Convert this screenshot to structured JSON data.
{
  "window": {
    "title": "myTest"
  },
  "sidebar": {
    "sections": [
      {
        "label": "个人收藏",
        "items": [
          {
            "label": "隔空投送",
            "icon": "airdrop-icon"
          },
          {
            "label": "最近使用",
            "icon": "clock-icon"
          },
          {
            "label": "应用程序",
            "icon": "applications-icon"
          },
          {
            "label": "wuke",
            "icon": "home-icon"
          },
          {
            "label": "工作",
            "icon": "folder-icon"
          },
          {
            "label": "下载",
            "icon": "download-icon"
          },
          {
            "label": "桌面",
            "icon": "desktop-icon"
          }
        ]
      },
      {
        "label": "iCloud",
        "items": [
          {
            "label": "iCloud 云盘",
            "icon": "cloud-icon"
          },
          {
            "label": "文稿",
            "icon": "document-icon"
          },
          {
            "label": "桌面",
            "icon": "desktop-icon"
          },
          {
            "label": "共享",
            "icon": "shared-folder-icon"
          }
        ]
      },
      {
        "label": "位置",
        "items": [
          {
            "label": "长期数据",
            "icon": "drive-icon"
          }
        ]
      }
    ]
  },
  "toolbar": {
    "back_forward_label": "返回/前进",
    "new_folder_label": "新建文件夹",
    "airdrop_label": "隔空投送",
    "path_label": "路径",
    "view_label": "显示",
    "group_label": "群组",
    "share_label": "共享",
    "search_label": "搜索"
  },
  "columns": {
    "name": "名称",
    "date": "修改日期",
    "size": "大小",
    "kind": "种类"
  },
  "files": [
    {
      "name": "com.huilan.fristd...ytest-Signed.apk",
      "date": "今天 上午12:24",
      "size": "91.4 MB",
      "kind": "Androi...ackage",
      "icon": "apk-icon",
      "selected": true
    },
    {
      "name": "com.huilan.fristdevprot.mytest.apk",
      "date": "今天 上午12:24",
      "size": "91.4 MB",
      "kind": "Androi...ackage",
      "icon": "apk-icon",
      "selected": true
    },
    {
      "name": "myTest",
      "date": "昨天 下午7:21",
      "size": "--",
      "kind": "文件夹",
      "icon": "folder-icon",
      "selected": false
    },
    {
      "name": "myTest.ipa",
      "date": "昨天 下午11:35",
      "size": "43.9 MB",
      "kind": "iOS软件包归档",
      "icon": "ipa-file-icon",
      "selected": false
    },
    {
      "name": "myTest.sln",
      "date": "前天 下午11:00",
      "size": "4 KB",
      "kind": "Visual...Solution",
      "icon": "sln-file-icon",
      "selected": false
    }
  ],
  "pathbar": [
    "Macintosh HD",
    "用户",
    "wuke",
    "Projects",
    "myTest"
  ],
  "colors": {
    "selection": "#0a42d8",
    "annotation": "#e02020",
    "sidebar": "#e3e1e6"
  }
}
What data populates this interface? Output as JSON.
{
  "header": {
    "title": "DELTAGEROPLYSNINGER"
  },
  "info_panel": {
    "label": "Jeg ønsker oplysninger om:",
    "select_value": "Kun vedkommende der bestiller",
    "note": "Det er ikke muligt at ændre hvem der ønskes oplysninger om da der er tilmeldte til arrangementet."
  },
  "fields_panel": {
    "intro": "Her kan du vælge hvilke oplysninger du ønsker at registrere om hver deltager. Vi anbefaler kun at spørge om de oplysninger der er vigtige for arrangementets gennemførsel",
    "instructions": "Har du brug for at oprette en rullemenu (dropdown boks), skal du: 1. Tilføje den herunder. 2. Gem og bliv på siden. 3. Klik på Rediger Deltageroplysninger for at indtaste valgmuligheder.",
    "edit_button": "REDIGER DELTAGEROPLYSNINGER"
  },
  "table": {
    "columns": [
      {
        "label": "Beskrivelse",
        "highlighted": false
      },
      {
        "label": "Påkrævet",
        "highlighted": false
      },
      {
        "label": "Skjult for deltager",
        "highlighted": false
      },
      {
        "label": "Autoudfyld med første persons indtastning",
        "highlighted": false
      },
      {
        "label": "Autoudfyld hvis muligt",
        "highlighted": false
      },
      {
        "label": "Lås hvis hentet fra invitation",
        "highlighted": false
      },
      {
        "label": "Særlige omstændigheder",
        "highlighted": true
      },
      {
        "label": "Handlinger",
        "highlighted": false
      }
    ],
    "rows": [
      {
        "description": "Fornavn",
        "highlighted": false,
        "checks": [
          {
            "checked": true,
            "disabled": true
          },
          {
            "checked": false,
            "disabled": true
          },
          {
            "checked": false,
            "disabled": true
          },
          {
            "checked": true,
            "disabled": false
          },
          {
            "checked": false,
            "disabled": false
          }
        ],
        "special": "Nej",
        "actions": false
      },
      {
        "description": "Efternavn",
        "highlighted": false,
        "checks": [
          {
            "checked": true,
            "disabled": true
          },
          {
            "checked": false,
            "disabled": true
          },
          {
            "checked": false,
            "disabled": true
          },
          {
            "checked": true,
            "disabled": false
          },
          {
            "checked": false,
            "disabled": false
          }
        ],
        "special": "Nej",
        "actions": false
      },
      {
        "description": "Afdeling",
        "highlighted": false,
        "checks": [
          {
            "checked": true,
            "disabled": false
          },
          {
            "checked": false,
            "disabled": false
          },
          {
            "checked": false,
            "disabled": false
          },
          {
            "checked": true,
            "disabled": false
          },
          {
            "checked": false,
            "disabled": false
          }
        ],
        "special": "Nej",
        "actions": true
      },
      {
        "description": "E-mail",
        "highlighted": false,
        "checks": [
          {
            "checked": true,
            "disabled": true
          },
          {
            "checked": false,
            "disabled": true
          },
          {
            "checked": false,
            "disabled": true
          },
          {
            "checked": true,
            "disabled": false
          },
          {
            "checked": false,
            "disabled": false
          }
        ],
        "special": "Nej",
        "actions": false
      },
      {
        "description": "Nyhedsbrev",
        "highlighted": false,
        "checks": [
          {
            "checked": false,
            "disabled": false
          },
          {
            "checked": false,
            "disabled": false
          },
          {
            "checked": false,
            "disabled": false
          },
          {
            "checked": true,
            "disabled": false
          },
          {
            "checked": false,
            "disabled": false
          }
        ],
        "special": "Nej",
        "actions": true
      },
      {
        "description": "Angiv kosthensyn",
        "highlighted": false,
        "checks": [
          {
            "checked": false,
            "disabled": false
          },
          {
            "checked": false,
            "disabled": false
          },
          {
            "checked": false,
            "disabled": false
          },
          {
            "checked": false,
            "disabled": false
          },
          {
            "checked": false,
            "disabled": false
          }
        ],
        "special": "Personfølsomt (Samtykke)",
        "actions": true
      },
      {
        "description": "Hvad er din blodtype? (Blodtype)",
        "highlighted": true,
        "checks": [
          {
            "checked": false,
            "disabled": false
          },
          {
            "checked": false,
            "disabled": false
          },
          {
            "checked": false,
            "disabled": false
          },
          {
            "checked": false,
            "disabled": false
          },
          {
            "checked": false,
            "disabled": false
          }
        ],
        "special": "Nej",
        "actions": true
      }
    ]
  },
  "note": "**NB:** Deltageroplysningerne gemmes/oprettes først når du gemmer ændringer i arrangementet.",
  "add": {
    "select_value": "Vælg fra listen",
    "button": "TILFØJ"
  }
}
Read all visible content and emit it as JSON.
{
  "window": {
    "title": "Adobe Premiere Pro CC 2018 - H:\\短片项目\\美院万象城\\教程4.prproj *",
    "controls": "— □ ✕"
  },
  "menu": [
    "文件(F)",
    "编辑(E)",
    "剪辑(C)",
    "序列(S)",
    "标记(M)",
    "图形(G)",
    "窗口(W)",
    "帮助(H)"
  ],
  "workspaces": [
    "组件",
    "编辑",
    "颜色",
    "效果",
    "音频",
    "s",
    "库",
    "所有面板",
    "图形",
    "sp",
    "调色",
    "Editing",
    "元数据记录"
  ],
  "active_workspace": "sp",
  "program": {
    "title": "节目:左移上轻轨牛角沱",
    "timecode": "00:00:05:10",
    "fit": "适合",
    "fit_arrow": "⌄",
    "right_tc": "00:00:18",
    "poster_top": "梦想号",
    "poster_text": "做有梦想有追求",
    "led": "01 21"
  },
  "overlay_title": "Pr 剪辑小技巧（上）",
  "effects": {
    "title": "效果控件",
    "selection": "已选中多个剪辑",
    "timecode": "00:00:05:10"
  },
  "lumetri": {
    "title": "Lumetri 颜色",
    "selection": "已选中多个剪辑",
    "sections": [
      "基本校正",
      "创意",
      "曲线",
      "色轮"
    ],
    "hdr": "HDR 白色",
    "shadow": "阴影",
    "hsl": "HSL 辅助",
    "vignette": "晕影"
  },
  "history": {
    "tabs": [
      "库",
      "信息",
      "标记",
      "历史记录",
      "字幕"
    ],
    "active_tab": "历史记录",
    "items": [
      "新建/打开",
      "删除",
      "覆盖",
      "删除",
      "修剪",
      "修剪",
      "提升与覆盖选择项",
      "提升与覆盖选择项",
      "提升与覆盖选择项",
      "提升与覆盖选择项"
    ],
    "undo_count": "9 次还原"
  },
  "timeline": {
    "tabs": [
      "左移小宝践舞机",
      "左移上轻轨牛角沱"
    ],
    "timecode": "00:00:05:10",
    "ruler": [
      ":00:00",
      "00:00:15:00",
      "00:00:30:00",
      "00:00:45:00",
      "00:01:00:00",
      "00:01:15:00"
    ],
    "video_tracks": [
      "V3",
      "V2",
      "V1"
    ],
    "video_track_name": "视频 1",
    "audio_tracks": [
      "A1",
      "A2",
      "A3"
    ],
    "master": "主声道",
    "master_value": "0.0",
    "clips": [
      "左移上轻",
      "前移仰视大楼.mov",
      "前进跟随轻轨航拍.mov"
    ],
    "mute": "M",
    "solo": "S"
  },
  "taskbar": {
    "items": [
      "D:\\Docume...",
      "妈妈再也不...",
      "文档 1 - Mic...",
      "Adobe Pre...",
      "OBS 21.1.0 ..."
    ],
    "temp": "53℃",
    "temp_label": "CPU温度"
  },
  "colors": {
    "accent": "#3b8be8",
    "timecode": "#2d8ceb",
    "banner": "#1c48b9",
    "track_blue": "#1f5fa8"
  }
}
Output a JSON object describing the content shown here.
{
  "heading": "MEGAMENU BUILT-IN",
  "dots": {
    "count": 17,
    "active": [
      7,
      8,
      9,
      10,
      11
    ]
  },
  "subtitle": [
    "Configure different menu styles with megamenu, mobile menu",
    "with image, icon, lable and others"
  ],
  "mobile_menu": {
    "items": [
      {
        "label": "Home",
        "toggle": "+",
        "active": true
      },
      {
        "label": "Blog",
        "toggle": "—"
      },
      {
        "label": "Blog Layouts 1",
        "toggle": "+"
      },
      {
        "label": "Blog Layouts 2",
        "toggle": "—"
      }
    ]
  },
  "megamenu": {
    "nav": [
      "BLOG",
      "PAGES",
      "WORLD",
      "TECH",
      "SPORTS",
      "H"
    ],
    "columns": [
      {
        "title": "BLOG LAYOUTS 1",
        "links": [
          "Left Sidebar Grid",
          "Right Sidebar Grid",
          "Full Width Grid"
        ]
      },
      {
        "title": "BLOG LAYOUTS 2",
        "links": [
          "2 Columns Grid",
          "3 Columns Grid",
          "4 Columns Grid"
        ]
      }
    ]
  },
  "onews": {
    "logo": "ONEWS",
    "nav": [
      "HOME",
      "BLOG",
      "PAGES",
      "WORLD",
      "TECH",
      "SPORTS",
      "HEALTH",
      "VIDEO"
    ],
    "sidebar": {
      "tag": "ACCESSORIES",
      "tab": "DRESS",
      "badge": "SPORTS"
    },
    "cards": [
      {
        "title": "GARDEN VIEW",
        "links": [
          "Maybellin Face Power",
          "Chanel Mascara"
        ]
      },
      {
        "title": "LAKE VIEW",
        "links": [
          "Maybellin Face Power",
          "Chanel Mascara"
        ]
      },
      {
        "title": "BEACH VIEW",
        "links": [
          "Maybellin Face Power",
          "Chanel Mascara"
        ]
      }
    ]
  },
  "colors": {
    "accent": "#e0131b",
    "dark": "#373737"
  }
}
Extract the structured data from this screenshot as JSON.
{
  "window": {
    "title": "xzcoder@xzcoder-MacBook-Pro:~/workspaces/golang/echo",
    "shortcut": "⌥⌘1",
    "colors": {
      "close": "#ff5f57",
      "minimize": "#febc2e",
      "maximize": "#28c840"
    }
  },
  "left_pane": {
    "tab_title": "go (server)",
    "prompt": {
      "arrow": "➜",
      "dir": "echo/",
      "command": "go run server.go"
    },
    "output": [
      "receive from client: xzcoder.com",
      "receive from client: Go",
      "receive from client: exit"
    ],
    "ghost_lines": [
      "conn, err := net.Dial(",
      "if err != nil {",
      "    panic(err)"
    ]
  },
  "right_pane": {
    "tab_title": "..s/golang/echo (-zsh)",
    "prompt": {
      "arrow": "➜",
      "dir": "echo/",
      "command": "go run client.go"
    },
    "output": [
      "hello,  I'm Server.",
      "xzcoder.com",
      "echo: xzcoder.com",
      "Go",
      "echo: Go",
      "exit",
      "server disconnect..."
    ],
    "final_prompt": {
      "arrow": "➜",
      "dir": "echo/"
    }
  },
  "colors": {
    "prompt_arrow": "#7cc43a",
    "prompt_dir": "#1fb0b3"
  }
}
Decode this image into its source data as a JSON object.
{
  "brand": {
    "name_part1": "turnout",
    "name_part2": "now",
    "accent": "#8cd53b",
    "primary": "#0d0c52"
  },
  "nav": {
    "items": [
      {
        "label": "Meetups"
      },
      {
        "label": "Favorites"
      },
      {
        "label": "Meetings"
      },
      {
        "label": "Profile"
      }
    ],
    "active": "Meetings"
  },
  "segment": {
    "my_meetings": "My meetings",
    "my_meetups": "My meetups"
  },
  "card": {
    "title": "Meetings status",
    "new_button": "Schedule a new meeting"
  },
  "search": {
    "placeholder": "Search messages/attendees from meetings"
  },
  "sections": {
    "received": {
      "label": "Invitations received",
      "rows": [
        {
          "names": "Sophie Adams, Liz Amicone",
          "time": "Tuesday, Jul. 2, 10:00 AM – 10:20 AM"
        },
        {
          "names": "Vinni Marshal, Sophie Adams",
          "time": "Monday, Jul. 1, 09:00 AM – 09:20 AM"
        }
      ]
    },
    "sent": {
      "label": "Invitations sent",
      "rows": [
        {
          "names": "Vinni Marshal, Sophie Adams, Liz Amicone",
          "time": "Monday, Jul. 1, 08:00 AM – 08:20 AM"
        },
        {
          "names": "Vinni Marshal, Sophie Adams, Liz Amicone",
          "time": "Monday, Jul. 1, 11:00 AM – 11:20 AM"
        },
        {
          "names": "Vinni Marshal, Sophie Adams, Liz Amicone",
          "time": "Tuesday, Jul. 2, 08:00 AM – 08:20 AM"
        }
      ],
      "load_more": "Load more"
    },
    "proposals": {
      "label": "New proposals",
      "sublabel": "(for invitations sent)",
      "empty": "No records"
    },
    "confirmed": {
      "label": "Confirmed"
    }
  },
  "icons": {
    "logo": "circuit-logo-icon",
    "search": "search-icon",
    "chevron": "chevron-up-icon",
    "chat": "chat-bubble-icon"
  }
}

::::

* **STATED PROBLEM**: Copy out every line from the material above in which the word "screenshot" appears.

* **FINAL RESULT**:
Convert this screenshot to structured JSON data.
Extract the structured data from this screenshot as JSON.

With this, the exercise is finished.